-- begin GIVEN PASSAGE --
Data Mining in the PerformancePoint "MAP"
Framework
For the last couple of weeks I've had some fun working on a rare (at least
for me) data mining engagement. Such engagements are rare for me since the team
I'm on focuses on PerformancePoint Server 2007 (PPS), which at this time does
incorporate data mining in the PPS Planning application, but it certainly isn't
a big part of the overall "MAP" (Monitor, Analyze, Plan) framework. The data
mining functionality of Analysis Services 2005 is still currently viewed as a
fringe (or very advanced) component of the Microsoft BI Stack by many
practitioners. That's a shame since planning involves more than the
business-centric forecasting and trending in the current PPS Planning
application.
Data Mining offers for those with a strong business and accounting
background, but not a strong IT background (such as accountants and especially
the MBA types) who hope to consult on PPS implementations an angle by which they
can provide high-end value. By "high-end value" I mean the sort of skills in the
PPS world that take years to truly master such as the enterprise-class
implementations of SQL Server 2005 Analysis Services (SSAS) and Microsoft Office
SharePoint Server (MOSS) that will involve issues beyond what rote "best
practices" white papers cover. (And I facetiously say, "For which you make the
big bucks.") This is as opposed to the relatively easily obtained skill of
learning how to build dashboards with the PPS Dashboard Designer or designing
Excel BI reports.
Planning is about
developing a strategy to resolve a problem. It is about attempting to see
into the future, which is tougher than analyzing the past.
The Monitoring and Analytics (M&A) pieces of the PPS MAP framework have
existed for a few years in their former incarnations roughly as the "Business
Scorecard Manager" and ProClarity. The Planning piece is brand new. Planning
is the toughest (the "P" is MAP) piece to tackle from a software developer's
point of view since planning (in the complete sense) is the most complex,
variable activity. Therefore, the capabilities of the current PPS Planning
application are kind of limited in scope to the semi-defined confines of
financial budgeting and financial forecasting.
Keeping an eye out for something that may be wrong (Monitoring) and then
trying to figure out what is wrong (Analyzing) are simpler tasks than trying to
figure out what to do about it (Plan). Figuring out what to do about a problem
goes well beyond the financed-based capabilities of the PPS Planning
application. For example, forecasting the sales of a newly developed product
involves many steps and many insightful thought. Forecasting the sales of an
existing product is feasible with enough history. But I would think a new
product is unique in some way and what makes it new is based on a unique theory.
One would start with determining the target customer segment using clustering,
products that could induce similar behavior using the association algorithm,
then using that information to infer a a sales forecast.
Planning can be for issues within closed or open systems. I bring up this
topic because the engagement I was on involved a forecast in a rather open
system, so I wish to offer this differentiation. Closed systems are much easier
to work with as variables are tightly controlled. Closed systems are finite,
therefore mapping relationships of aspects of the closed system is feasible.
-- end GIVEN PASSAGE --
-- begin PROVIDED DATA --
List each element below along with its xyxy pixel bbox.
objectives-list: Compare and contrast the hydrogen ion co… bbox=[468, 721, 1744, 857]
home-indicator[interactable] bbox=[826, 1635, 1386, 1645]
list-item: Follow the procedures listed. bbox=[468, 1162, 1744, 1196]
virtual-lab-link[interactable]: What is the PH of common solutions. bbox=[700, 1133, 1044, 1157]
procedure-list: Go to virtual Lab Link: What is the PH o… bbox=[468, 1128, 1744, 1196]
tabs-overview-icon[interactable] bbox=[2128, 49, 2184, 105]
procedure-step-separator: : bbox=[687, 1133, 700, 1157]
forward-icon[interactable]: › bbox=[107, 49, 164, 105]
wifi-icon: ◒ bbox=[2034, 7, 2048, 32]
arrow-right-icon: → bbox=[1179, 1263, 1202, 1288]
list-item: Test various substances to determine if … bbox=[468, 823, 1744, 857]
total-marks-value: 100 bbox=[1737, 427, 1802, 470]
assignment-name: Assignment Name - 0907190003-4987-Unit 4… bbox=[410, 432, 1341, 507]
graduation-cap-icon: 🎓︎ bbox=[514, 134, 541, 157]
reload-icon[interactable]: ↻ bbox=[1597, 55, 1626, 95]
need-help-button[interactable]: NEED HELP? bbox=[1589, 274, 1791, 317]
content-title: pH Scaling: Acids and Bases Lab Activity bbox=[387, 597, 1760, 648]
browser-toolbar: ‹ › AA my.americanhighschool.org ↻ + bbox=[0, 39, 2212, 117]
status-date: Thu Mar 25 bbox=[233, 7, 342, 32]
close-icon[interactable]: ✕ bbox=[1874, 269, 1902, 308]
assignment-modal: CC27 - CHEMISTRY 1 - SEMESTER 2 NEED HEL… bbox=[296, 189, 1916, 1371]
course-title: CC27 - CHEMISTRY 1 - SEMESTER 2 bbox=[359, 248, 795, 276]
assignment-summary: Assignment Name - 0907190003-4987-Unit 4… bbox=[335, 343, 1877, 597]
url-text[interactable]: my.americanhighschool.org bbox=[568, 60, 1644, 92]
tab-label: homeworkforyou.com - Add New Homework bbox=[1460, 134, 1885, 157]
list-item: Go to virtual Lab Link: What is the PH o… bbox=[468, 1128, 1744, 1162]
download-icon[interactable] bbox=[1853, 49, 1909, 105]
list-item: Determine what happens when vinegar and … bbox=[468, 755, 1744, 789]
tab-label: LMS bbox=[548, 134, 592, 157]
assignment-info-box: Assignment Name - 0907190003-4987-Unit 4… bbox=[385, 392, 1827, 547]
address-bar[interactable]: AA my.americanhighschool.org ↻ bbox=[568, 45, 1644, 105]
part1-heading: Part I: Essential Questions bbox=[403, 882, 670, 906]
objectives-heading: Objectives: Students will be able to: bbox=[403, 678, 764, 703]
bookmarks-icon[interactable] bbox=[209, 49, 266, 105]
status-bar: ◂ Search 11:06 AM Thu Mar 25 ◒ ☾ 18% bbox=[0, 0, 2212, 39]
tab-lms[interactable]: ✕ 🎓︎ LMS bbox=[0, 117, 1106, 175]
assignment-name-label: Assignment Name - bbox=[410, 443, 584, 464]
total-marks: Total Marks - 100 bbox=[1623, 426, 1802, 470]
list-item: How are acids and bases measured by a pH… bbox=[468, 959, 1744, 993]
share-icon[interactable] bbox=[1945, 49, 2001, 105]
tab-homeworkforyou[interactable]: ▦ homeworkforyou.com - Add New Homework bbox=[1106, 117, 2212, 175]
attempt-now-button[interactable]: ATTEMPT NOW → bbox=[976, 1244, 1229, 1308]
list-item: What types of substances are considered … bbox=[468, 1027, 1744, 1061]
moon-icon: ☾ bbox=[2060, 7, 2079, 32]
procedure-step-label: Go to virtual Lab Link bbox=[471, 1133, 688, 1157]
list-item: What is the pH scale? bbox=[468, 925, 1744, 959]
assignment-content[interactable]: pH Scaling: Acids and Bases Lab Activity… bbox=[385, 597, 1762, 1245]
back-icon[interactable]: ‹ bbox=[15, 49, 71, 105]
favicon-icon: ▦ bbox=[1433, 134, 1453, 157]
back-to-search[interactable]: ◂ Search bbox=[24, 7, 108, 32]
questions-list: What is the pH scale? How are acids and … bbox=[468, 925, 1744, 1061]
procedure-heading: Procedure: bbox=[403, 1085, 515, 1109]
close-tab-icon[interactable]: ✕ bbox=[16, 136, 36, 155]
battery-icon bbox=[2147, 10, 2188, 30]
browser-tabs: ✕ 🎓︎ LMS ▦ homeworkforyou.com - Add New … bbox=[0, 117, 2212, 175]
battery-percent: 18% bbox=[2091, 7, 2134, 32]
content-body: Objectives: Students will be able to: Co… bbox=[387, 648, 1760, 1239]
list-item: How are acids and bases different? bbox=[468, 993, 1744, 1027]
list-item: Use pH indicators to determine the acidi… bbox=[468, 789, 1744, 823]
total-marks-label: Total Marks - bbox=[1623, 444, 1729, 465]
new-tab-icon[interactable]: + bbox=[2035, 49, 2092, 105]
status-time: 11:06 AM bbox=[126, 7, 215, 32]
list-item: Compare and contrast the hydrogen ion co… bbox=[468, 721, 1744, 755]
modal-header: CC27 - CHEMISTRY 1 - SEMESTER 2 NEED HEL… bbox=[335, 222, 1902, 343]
-- end PROVIDED DATA --
Answer these from the PerformancePoint text:
1. What do the letters in "MAP" stand for?
2. Under which earlier names did the Monitoring and Analytics pieces exist?
3. Why are closed systems easier to work with?
The material has no role here.

1. Monitor, Analyze, Plan.
2. The "Business Scorecard Manager" and ProClarity.
3. Their variables are tightly controlled.